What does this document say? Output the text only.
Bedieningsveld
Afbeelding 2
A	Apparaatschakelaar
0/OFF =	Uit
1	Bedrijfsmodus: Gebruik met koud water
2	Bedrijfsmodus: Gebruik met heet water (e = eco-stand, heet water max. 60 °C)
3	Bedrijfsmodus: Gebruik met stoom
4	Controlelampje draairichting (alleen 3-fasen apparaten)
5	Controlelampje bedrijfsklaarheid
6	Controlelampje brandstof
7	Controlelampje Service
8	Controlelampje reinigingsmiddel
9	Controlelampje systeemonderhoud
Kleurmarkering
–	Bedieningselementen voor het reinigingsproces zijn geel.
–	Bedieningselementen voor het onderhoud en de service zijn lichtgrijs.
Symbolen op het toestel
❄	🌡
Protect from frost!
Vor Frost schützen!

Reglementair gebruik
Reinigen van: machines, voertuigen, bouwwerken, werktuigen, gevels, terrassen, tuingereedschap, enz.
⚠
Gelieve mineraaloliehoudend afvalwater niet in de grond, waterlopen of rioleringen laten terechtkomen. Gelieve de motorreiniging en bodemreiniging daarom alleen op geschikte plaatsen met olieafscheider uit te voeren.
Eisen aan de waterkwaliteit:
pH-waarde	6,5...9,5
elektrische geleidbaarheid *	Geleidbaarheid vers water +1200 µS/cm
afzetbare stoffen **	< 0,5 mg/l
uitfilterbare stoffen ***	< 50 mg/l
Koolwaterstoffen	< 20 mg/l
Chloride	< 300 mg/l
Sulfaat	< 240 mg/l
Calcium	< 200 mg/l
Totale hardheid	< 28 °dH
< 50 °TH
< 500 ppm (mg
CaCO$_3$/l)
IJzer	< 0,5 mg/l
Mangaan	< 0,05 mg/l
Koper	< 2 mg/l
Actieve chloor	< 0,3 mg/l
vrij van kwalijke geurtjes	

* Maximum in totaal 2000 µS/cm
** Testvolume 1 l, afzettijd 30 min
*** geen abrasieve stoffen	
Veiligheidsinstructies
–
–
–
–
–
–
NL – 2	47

**Exercise requirements:** Write each line above out exactly.

**The result:**
What does this document say? Output the text only.
Bedieningsveld
Afbeelding 2
A	Apparaatschakelaar
0/OFF =	Uit
1	Bedrijfsmodus: Gebruik met koud water
2	Bedrijfsmodus: Gebruik met heet water (e = eco-stand, heet water max. 60 °C)
3	Bedrijfsmodus: Gebruik met stoom
4	Controlelampje draairichting (alleen 3-fasen apparaten)
5	Controlelampje bedrijfsklaarheid
6	Controlelampje brandstof
7	Controlelampje Service
8	Controlelampje reinigingsmiddel
9	Controlelampje systeemonderhoud
Kleurmarkering
–	Bedieningselementen voor het reinigingsproces zijn geel.
–	Bedieningselementen voor het onderhoud en de service zijn lichtgrijs.
Symbolen op het toestel
❄	🌡
Protect from frost!
Vor Frost schützen!

Reglementair gebruik
Reinigen van: machines, voertuigen, bouwwerken, werktuigen, gevels, terrassen, tuingereedschap, enz.
⚠
Gelieve mineraaloliehoudend afvalwater niet in de grond, waterlopen of rioleringen laten terechtkomen. Gelieve de motorreiniging en bodemreiniging daarom alleen op geschikte plaatsen met olieafscheider uit te voeren.
Eisen aan de waterkwaliteit:
pH-waarde	6,5...9,5
elektrische geleidbaarheid *	Geleidbaarheid vers water +1200 µS/cm
afzetbare stoffen **	< 0,5 mg/l
uitfilterbare stoffen ***	< 50 mg/l
Koolwaterstoffen	< 20 mg/l
Chloride	< 300 mg/l
Sulfaat	< 240 mg/l
Calcium	< 200 mg/l
Totale hardheid	< 28 °dH
< 50 °TH
< 500 ppm (mg
CaCO$_3$/l)
IJzer	< 0,5 mg/l
Mangaan	< 0,05 mg/l
Koper	< 2 mg/l
Actieve chloor	< 0,3 mg/l
vrij van kwalijke geurtjes	

* Maximum in totaal 2000 µS/cm
** Testvolume 1 l, afzettijd 30 min
*** geen abrasieve stoffen	
Veiligheidsinstructies
–
–
–
–
–
–
NL – 2	47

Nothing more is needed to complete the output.